■ GIVEN PROBLEM: State how many lines of the entries hold the string "text", and output nothing but that count.

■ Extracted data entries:
[Begin]

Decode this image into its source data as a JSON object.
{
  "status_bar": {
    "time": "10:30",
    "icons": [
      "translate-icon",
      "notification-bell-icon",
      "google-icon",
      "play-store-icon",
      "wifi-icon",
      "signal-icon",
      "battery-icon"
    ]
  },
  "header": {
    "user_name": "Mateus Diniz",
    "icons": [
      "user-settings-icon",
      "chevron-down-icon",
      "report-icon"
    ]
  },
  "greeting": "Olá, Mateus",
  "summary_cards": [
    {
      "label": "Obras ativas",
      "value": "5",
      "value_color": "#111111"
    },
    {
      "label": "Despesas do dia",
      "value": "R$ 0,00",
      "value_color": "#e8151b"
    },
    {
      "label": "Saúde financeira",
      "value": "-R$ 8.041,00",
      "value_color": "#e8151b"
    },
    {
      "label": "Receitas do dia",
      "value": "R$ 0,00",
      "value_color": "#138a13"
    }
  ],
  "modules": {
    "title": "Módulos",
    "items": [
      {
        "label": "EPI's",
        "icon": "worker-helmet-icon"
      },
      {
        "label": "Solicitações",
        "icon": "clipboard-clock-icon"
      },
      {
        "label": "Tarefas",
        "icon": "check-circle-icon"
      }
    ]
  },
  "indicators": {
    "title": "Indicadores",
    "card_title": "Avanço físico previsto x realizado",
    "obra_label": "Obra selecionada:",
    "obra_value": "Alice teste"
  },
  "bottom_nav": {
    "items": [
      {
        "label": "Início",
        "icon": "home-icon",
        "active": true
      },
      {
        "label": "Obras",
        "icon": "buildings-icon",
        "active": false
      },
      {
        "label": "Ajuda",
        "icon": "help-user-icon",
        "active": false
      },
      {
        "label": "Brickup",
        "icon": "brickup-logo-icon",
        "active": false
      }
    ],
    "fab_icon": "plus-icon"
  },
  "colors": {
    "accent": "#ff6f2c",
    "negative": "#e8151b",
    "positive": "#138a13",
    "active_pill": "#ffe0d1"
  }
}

[End]
[Begin]

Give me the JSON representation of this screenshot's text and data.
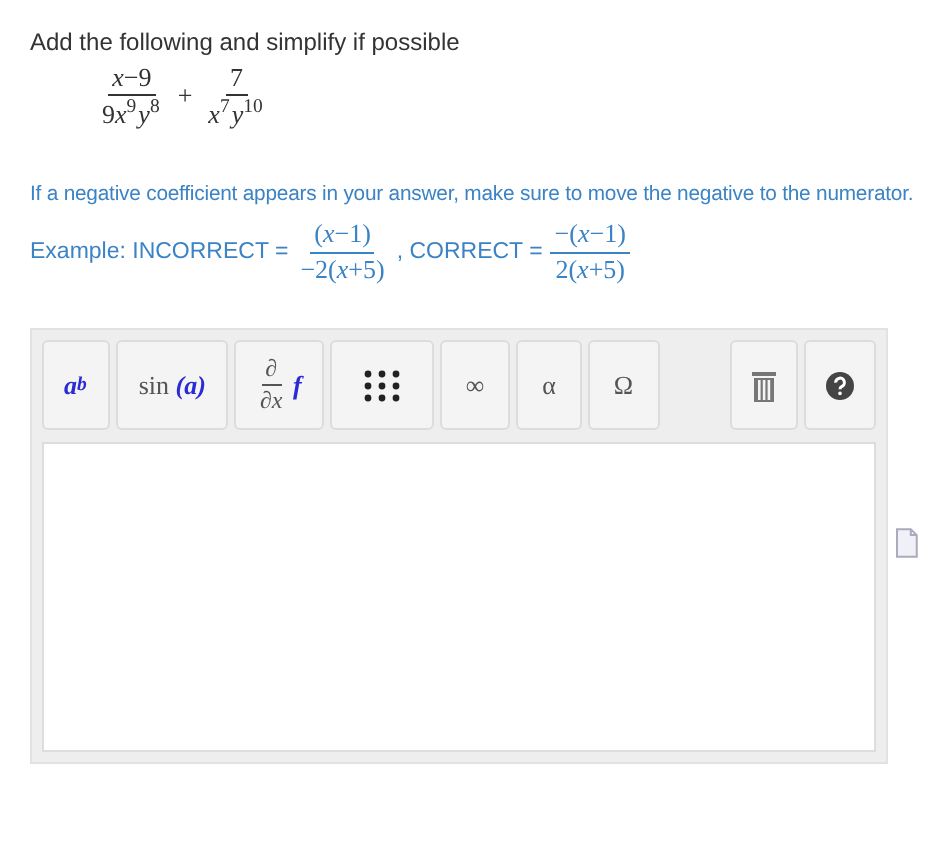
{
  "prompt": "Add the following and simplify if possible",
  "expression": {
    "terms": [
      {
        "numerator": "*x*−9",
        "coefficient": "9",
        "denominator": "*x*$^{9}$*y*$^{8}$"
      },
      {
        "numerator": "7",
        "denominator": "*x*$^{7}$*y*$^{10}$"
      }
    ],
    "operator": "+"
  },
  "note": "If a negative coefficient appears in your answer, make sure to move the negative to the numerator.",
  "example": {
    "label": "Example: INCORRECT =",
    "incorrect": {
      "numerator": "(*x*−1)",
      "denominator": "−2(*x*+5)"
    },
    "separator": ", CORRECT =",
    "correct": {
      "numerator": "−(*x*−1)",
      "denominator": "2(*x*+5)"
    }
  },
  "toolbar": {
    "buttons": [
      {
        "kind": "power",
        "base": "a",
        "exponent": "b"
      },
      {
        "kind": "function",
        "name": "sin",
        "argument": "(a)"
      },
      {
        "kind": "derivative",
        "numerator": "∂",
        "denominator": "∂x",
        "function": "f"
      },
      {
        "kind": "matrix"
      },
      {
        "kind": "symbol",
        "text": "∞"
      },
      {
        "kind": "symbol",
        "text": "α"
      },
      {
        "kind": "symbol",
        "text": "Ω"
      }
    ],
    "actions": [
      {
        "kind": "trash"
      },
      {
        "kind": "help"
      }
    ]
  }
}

[End]
[Begin]

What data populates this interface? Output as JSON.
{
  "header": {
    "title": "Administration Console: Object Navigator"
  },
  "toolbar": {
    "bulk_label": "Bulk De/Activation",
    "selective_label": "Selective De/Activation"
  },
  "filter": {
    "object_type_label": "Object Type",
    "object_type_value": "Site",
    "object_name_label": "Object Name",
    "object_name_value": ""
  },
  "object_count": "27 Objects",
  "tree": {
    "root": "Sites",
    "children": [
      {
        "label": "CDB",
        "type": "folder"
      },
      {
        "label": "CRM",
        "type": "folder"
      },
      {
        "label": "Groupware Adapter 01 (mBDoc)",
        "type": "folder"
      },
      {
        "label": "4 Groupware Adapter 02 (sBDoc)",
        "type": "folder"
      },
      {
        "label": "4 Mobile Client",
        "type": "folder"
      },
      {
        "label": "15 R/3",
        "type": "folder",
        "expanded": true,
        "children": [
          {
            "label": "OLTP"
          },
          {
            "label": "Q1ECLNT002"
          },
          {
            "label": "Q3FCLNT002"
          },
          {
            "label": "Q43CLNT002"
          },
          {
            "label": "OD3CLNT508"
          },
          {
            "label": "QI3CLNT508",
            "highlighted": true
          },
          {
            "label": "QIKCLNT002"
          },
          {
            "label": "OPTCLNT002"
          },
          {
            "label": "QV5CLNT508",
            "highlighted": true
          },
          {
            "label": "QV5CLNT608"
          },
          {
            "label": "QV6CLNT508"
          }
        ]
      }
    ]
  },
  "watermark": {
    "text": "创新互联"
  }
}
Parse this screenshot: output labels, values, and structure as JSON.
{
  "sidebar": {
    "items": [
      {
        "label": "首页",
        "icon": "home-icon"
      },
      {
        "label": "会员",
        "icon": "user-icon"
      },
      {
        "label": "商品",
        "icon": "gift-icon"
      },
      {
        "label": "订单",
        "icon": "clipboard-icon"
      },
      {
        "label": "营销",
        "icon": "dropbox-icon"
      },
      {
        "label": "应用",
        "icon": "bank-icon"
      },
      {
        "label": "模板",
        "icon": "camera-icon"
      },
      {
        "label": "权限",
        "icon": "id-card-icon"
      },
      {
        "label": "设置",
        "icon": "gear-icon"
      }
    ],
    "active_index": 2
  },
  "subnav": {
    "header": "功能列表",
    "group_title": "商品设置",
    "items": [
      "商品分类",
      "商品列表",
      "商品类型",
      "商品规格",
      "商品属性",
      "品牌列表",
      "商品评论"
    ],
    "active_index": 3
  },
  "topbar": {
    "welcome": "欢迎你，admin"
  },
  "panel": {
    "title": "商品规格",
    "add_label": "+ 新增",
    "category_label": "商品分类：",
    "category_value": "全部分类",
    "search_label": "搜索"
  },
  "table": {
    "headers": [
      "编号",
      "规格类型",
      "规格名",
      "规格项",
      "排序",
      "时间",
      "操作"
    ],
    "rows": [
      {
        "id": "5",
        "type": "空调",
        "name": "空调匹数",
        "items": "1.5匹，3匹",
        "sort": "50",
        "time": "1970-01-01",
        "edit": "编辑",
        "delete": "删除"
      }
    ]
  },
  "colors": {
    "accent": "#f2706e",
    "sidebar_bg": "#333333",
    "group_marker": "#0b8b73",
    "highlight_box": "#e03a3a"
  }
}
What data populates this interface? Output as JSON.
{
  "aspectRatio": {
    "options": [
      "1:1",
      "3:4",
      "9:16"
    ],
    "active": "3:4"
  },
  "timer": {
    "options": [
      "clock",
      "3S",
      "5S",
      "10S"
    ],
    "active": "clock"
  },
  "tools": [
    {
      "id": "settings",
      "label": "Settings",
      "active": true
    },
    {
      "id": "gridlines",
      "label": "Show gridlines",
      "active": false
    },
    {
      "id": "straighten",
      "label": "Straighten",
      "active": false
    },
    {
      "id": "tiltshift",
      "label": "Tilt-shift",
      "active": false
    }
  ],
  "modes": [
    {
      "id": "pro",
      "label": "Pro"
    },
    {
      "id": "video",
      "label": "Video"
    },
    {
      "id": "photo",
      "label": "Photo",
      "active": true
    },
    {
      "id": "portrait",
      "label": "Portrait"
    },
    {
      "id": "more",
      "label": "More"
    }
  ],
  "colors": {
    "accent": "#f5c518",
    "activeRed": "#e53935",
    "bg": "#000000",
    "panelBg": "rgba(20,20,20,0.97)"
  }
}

[End]

■ WRITTEN RESPONSE: 5